— Given instruction —
Nothing should be left out: output all of the entries exactly.
** Start **
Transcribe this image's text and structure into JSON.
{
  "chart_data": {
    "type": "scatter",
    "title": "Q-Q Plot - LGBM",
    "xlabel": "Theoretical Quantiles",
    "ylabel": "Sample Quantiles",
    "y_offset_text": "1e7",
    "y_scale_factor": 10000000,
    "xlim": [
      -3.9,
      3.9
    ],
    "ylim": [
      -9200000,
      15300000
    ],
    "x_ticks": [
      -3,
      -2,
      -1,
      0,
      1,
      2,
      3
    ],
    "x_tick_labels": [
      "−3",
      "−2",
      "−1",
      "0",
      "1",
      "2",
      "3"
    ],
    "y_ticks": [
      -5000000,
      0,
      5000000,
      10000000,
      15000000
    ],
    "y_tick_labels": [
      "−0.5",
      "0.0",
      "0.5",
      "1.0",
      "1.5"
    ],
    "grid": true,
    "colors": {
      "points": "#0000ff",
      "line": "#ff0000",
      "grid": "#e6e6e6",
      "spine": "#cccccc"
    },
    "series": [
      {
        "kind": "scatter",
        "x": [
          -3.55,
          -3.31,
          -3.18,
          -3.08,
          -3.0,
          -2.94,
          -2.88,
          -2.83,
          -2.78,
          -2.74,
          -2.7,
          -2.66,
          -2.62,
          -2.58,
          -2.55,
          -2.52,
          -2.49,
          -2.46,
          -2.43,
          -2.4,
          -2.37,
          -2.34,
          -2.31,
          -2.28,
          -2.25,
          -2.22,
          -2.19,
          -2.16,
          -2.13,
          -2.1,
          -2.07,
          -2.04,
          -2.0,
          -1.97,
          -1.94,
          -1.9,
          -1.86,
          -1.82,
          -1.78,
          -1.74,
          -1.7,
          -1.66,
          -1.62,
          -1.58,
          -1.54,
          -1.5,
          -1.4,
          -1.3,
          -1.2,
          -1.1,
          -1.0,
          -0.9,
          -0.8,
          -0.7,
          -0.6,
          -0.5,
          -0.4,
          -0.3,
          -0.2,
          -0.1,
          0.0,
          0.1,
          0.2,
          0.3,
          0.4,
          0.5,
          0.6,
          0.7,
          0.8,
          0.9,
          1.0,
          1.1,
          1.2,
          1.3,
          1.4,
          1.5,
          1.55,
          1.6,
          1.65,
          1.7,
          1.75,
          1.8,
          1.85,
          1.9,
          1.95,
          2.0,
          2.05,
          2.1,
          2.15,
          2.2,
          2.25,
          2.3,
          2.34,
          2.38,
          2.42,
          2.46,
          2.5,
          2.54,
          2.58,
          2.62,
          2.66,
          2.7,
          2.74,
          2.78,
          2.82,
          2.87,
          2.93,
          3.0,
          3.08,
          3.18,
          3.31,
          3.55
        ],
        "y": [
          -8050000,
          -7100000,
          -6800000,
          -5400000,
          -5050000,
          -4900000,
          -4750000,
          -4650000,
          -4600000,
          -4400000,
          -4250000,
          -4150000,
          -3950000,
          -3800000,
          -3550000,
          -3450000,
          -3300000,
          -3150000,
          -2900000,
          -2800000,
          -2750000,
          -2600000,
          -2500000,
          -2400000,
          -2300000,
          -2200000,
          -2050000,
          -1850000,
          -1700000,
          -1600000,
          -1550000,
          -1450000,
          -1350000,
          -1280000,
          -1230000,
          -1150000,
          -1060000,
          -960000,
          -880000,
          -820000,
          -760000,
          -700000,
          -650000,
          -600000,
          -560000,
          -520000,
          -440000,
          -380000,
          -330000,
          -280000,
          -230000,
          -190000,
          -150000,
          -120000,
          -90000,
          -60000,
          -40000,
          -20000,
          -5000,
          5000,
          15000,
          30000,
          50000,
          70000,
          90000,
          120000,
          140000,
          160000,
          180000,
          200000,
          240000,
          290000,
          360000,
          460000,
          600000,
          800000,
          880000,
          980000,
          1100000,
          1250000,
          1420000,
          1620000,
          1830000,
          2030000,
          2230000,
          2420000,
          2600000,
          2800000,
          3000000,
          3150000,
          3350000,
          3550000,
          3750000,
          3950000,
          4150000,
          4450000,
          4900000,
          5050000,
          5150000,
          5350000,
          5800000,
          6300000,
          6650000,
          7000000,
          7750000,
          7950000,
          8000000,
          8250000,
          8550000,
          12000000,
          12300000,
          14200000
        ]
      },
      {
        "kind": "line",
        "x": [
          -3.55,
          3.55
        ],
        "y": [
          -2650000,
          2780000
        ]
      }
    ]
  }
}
** End **
— Reply —
Transcribe this image's text and structure into JSON.
{
  "chart_data": {
    "type": "scatter",
    "title": "Q-Q Plot - LGBM",
    "xlabel": "Theoretical Quantiles",
    "ylabel": "Sample Quantiles",
    "y_offset_text": "1e7",
    "y_scale_factor": 10000000,
    "xlim": [
      -3.9,
      3.9
    ],
    "ylim": [
      -9200000,
      15300000
    ],
    "x_ticks": [
      -3,
      -2,
      -1,
      0,
      1,
      2,
      3
    ],
    "x_tick_labels": [
      "−3",
      "−2",
      "−1",
      "0",
      "1",
      "2",
      "3"
    ],
    "y_ticks": [
      -5000000,
      0,
      5000000,
      10000000,
      15000000
    ],
    "y_tick_labels": [
      "−0.5",
      "0.0",
      "0.5",
      "1.0",
      "1.5"
    ],
    "grid": true,
    "colors": {
      "points": "#0000ff",
      "line": "#ff0000",
      "grid": "#e6e6e6",
      "spine": "#cccccc"
    },
    "series": [
      {
        "kind": "scatter",
        "x": [
          -3.55,
          -3.31,
          -3.18,
          -3.08,
          -3.0,
          -2.94,
          -2.88,
          -2.83,
          -2.78,
          -2.74,
          -2.7,
          -2.66,
          -2.62,
          -2.58,
          -2.55,
          -2.52,
          -2.49,
          -2.46,
          -2.43,
          -2.4,
          -2.37,
          -2.34,
          -2.31,
          -2.28,
          -2.25,
          -2.22,
          -2.19,
          -2.16,
          -2.13,
          -2.1,
          -2.07,
          -2.04,
          -2.0,
          -1.97,
          -1.94,
          -1.9,
          -1.86,
          -1.82,
          -1.78,
          -1.74,
          -1.7,
          -1.66,
          -1.62,
          -1.58,
          -1.54,
          -1.5,
          -1.4,
          -1.3,
          -1.2,
          -1.1,
          -1.0,
          -0.9,
          -0.8,
          -0.7,
          -0.6,
          -0.5,
          -0.4,
          -0.3,
          -0.2,
          -0.1,
          0.0,
          0.1,
          0.2,
          0.3,
          0.4,
          0.5,
          0.6,
          0.7,
          0.8,
          0.9,
          1.0,
          1.1,
          1.2,
          1.3,
          1.4,
          1.5,
          1.55,
          1.6,
          1.65,
          1.7,
          1.75,
          1.8,
          1.85,
          1.9,
          1.95,
          2.0,
          2.05,
          2.1,
          2.15,
          2.2,
          2.25,
          2.3,
          2.34,
          2.38,
          2.42,
          2.46,
          2.5,
          2.54,
          2.58,
          2.62,
          2.66,
          2.7,
          2.74,
          2.78,
          2.82,
          2.87,
          2.93,
          3.0,
          3.08,
          3.18,
          3.31,
          3.55
        ],
        "y": [
          -8050000,
          -7100000,
          -6800000,
          -5400000,
          -5050000,
          -4900000,
          -4750000,
          -4650000,
          -4600000,
          -4400000,
          -4250000,
          -4150000,
          -3950000,
          -3800000,
          -3550000,
          -3450000,
          -3300000,
          -3150000,
          -2900000,
          -2800000,
          -2750000,
          -2600000,
          -2500000,
          -2400000,
          -2300000,
          -2200000,
          -2050000,
          -1850000,
          -1700000,
          -1600000,
          -1550000,
          -1450000,
          -1350000,
          -1280000,
          -1230000,
          -1150000,
          -1060000,
          -960000,
          -880000,
          -820000,
          -760000,
          -700000,
          -650000,
          -600000,
          -560000,
          -520000,
          -440000,
          -380000,
          -330000,
          -280000,
          -230000,
          -190000,
          -150000,
          -120000,
          -90000,
          -60000,
          -40000,
          -20000,
          -5000,
          5000,
          15000,
          30000,
          50000,
          70000,
          90000,
          120000,
          140000,
          160000,
          180000,
          200000,
          240000,
          290000,
          360000,
          460000,
          600000,
          800000,
          880000,
          980000,
          1100000,
          1250000,
          1420000,
          1620000,
          1830000,
          2030000,
          2230000,
          2420000,
          2600000,
          2800000,
          3000000,
          3150000,
          3350000,
          3550000,
          3750000,
          3950000,
          4150000,
          4450000,
          4900000,
          5050000,
          5150000,
          5350000,
          5800000,
          6300000,
          6650000,
          7000000,
          7750000,
          7950000,
          8000000,
          8250000,
          8550000,
          12000000,
          12300000,
          14200000
        ]
      },
      {
        "kind": "line",
        "x": [
          -3.55,
          3.55
        ],
        "y": [
          -2650000,
          2780000
        ]
      }
    ]
  }
}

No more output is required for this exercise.